*What is required*: Repeat the listing in full, exactly as it stands.

*Records*:
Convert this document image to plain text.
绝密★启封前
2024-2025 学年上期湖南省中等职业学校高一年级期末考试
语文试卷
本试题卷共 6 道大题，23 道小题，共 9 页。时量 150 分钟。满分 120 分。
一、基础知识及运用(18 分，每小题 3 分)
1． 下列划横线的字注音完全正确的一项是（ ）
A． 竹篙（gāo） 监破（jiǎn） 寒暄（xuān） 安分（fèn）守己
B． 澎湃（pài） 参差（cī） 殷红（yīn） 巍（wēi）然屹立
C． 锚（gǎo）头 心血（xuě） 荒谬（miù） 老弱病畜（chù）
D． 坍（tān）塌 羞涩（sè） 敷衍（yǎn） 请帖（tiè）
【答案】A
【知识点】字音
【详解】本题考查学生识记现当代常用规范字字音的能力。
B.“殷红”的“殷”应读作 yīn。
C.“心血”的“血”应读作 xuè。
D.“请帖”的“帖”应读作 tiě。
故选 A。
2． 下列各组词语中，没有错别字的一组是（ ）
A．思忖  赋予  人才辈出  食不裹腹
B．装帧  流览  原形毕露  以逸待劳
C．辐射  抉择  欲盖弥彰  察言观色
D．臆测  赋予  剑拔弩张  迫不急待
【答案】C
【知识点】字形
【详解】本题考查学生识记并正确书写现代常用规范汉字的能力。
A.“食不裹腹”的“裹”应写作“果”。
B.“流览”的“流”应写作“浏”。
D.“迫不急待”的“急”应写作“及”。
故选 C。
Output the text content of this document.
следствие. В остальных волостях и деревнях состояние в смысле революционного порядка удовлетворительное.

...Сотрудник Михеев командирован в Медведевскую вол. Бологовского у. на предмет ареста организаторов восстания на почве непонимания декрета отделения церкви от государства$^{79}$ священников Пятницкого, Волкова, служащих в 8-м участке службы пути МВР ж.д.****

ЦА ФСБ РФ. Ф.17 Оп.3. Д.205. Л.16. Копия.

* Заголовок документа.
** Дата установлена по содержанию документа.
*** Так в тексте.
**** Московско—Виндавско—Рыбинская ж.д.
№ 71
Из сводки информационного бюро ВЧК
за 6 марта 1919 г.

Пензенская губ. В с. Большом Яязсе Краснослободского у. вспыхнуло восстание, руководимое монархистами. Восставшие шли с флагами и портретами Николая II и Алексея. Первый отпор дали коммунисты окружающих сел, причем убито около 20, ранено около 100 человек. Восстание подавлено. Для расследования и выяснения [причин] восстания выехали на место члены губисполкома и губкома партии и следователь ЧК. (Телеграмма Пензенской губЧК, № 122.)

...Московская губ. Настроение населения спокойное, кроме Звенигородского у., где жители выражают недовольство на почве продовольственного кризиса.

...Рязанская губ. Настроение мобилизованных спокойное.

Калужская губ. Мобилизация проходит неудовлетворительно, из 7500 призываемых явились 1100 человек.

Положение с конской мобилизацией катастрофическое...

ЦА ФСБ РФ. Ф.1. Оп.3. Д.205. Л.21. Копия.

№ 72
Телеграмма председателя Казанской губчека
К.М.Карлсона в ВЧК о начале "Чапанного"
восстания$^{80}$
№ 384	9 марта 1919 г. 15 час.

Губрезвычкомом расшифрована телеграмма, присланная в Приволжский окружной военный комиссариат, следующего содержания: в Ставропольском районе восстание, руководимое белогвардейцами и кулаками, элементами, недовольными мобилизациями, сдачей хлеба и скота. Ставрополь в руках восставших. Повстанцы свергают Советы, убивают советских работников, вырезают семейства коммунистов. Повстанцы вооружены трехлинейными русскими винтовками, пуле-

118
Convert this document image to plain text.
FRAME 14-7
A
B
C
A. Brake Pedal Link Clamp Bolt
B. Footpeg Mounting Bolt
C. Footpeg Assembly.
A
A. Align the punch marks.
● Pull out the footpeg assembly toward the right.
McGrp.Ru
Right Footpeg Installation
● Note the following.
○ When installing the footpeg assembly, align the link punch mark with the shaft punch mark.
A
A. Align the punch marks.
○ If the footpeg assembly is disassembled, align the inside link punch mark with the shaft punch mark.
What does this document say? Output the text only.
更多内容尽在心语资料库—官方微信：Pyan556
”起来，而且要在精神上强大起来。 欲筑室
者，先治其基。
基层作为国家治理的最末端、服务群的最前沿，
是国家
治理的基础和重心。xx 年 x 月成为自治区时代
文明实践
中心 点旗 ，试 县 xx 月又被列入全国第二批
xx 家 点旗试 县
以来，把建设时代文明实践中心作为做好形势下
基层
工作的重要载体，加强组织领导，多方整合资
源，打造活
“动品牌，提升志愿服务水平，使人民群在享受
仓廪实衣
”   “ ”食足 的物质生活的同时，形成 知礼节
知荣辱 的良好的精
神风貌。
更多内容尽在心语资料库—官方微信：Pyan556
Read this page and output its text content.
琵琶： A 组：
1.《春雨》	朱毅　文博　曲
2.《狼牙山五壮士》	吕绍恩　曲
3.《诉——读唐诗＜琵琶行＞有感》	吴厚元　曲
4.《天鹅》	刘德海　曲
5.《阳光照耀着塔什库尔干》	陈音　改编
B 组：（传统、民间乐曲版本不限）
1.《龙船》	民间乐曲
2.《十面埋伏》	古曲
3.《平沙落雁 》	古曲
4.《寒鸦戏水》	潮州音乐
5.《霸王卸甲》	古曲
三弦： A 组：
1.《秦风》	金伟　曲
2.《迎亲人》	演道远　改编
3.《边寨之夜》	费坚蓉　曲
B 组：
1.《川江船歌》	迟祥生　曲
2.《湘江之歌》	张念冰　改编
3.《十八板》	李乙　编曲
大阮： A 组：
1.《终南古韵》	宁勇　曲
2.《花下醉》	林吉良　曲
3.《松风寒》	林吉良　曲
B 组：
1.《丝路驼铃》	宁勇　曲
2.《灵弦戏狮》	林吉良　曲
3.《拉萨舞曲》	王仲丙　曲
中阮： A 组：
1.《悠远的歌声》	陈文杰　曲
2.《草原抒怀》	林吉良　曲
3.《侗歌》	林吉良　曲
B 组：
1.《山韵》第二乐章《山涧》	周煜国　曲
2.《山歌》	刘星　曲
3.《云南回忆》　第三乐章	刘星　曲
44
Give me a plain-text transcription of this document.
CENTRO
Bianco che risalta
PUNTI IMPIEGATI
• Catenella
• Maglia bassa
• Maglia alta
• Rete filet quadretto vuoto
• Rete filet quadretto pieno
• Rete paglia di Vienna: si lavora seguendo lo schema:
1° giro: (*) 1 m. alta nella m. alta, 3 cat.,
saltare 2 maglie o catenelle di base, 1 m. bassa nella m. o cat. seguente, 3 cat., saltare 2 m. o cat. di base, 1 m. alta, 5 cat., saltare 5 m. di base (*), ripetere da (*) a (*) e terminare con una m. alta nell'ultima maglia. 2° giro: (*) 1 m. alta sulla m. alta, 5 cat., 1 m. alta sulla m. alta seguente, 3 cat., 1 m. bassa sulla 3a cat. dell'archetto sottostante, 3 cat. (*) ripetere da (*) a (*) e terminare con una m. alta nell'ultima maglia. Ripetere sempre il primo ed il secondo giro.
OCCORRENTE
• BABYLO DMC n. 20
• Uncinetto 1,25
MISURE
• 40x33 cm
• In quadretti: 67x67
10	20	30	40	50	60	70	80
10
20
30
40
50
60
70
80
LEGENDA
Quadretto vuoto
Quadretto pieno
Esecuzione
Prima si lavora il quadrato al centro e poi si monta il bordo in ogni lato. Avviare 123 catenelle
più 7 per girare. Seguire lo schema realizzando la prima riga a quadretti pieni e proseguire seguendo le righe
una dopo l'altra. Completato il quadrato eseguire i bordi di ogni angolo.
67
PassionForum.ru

*Reply to the exercise*:
Convert this document image to plain text.
绝密★启封前
2024-2025 学年上期湖南省中等职业学校高一年级期末考试
语文试卷
本试题卷共 6 道大题，23 道小题，共 9 页。时量 150 分钟。满分 120 分。
一、基础知识及运用(18 分，每小题 3 分)
1． 下列划横线的字注音完全正确的一项是（ ）
A． 竹篙（gāo） 监破（jiǎn） 寒暄（xuān） 安分（fèn）守己
B． 澎湃（pài） 参差（cī） 殷红（yīn） 巍（wēi）然屹立
C． 锚（gǎo）头 心血（xuě） 荒谬（miù） 老弱病畜（chù）
D． 坍（tān）塌 羞涩（sè） 敷衍（yǎn） 请帖（tiè）
【答案】A
【知识点】字音
【详解】本题考查学生识记现当代常用规范字字音的能力。
B.“殷红”的“殷”应读作 yīn。
C.“心血”的“血”应读作 xuè。
D.“请帖”的“帖”应读作 tiě。
故选 A。
2． 下列各组词语中，没有错别字的一组是（ ）
A．思忖  赋予  人才辈出  食不裹腹
B．装帧  流览  原形毕露  以逸待劳
C．辐射  抉择  欲盖弥彰  察言观色
D．臆测  赋予  剑拔弩张  迫不急待
【答案】C
【知识点】字形
【详解】本题考查学生识记并正确书写现代常用规范汉字的能力。
A.“食不裹腹”的“裹”应写作“果”。
B.“流览”的“流”应写作“浏”。
D.“迫不急待”的“急”应写作“及”。
故选 C。
Output the text content of this document.
следствие. В остальных волостях и деревнях состояние в смысле революционного порядка удовлетворительное.

...Сотрудник Михеев командирован в Медведевскую вол. Бологовского у. на предмет ареста организаторов восстания на почве непонимания декрета отделения церкви от государства$^{79}$ священников Пятницкого, Волкова, служащих в 8-м участке службы пути МВР ж.д.****

ЦА ФСБ РФ. Ф.17 Оп.3. Д.205. Л.16. Копия.

* Заголовок документа.
** Дата установлена по содержанию документа.
*** Так в тексте.
**** Московско—Виндавско—Рыбинская ж.д.
№ 71
Из сводки информационного бюро ВЧК
за 6 марта 1919 г.

Пензенская губ. В с. Большом Яязсе Краснослободского у. вспыхнуло восстание, руководимое монархистами. Восставшие шли с флагами и портретами Николая II и Алексея. Первый отпор дали коммунисты окружающих сел, причем убито около 20, ранено около 100 человек. Восстание подавлено. Для расследования и выяснения [причин] восстания выехали на место члены губисполкома и губкома партии и следователь ЧК. (Телеграмма Пензенской губЧК, № 122.)

...Московская губ. Настроение населения спокойное, кроме Звенигородского у., где жители выражают недовольство на почве продовольственного кризиса.

...Рязанская губ. Настроение мобилизованных спокойное.

Калужская губ. Мобилизация проходит неудовлетворительно, из 7500 призываемых явились 1100 человек.

Положение с конской мобилизацией катастрофическое...

ЦА ФСБ РФ. Ф.1. Оп.3. Д.205. Л.21. Копия.

№ 72
Телеграмма председателя Казанской губчека
К.М.Карлсона в ВЧК о начале "Чапанного"
восстания$^{80}$
№ 384	9 марта 1919 г. 15 час.

Губрезвычкомом расшифрована телеграмма, присланная в Приволжский окружной военный комиссариат, следующего содержания: в Ставропольском районе восстание, руководимое белогвардейцами и кулаками, элементами, недовольными мобилизациями, сдачей хлеба и скота. Ставрополь в руках восставших. Повстанцы свергают Советы, убивают советских работников, вырезают семейства коммунистов. Повстанцы вооружены трехлинейными русскими винтовками, пуле-

118
Convert this document image to plain text.
FRAME 14-7
A
B
C
A. Brake Pedal Link Clamp Bolt
B. Footpeg Mounting Bolt
C. Footpeg Assembly.
A
A. Align the punch marks.
● Pull out the footpeg assembly toward the right.
McGrp.Ru
Right Footpeg Installation
● Note the following.
○ When installing the footpeg assembly, align the link punch mark with the shaft punch mark.
A
A. Align the punch marks.
○ If the footpeg assembly is disassembled, align the inside link punch mark with the shaft punch mark.
What does this document say? Output the text only.
更多内容尽在心语资料库—官方微信：Pyan556
”起来，而且要在精神上强大起来。 欲筑室
者，先治其基。
基层作为国家治理的最末端、服务群的最前沿，
是国家
治理的基础和重心。xx 年 x 月成为自治区时代
文明实践
中心 点旗 ，试 县 xx 月又被列入全国第二批
xx 家 点旗试 县
以来，把建设时代文明实践中心作为做好形势下
基层
工作的重要载体，加强组织领导，多方整合资
源，打造活
“动品牌，提升志愿服务水平，使人民群在享受
仓廪实衣
”   “ ”食足 的物质生活的同时，形成 知礼节
知荣辱 的良好的精
神风貌。
更多内容尽在心语资料库—官方微信：Pyan556
Read this page and output its text content.
琵琶： A 组：
1.《春雨》	朱毅　文博　曲
2.《狼牙山五壮士》	吕绍恩　曲
3.《诉——读唐诗＜琵琶行＞有感》	吴厚元　曲
4.《天鹅》	刘德海　曲
5.《阳光照耀着塔什库尔干》	陈音　改编
B 组：（传统、民间乐曲版本不限）
1.《龙船》	民间乐曲
2.《十面埋伏》	古曲
3.《平沙落雁 》	古曲
4.《寒鸦戏水》	潮州音乐
5.《霸王卸甲》	古曲
三弦： A 组：
1.《秦风》	金伟　曲
2.《迎亲人》	演道远　改编
3.《边寨之夜》	费坚蓉　曲
B 组：
1.《川江船歌》	迟祥生　曲
2.《湘江之歌》	张念冰　改编
3.《十八板》	李乙　编曲
大阮： A 组：
1.《终南古韵》	宁勇　曲
2.《花下醉》	林吉良　曲
3.《松风寒》	林吉良　曲
B 组：
1.《丝路驼铃》	宁勇　曲
2.《灵弦戏狮》	林吉良　曲
3.《拉萨舞曲》	王仲丙　曲
中阮： A 组：
1.《悠远的歌声》	陈文杰　曲
2.《草原抒怀》	林吉良　曲
3.《侗歌》	林吉良　曲
B 组：
1.《山韵》第二乐章《山涧》	周煜国　曲
2.《山歌》	刘星　曲
3.《云南回忆》　第三乐章	刘星　曲
44
Give me a plain-text transcription of this document.
CENTRO
Bianco che risalta
PUNTI IMPIEGATI
• Catenella
• Maglia bassa
• Maglia alta
• Rete filet quadretto vuoto
• Rete filet quadretto pieno
• Rete paglia di Vienna: si lavora seguendo lo schema:
1° giro: (*) 1 m. alta nella m. alta, 3 cat.,
saltare 2 maglie o catenelle di base, 1 m. bassa nella m. o cat. seguente, 3 cat., saltare 2 m. o cat. di base, 1 m. alta, 5 cat., saltare 5 m. di base (*), ripetere da (*) a (*) e terminare con una m. alta nell'ultima maglia. 2° giro: (*) 1 m. alta sulla m. alta, 5 cat., 1 m. alta sulla m. alta seguente, 3 cat., 1 m. bassa sulla 3a cat. dell'archetto sottostante, 3 cat. (*) ripetere da (*) a (*) e terminare con una m. alta nell'ultima maglia. Ripetere sempre il primo ed il secondo giro.
OCCORRENTE
• BABYLO DMC n. 20
• Uncinetto 1,25
MISURE
• 40x33 cm
• In quadretti: 67x67
10	20	30	40	50	60	70	80
10
20
30
40
50
60
70
80
LEGENDA
Quadretto vuoto
Quadretto pieno
Esecuzione
Prima si lavora il quadrato al centro e poi si monta il bordo in ogni lato. Avviare 123 catenelle
più 7 per girare. Seguire lo schema realizzando la prima riga a quadretti pieni e proseguire seguendo le righe
una dopo l'altra. Completato il quadrato eseguire i bordi di ogni angolo.
67
PassionForum.ru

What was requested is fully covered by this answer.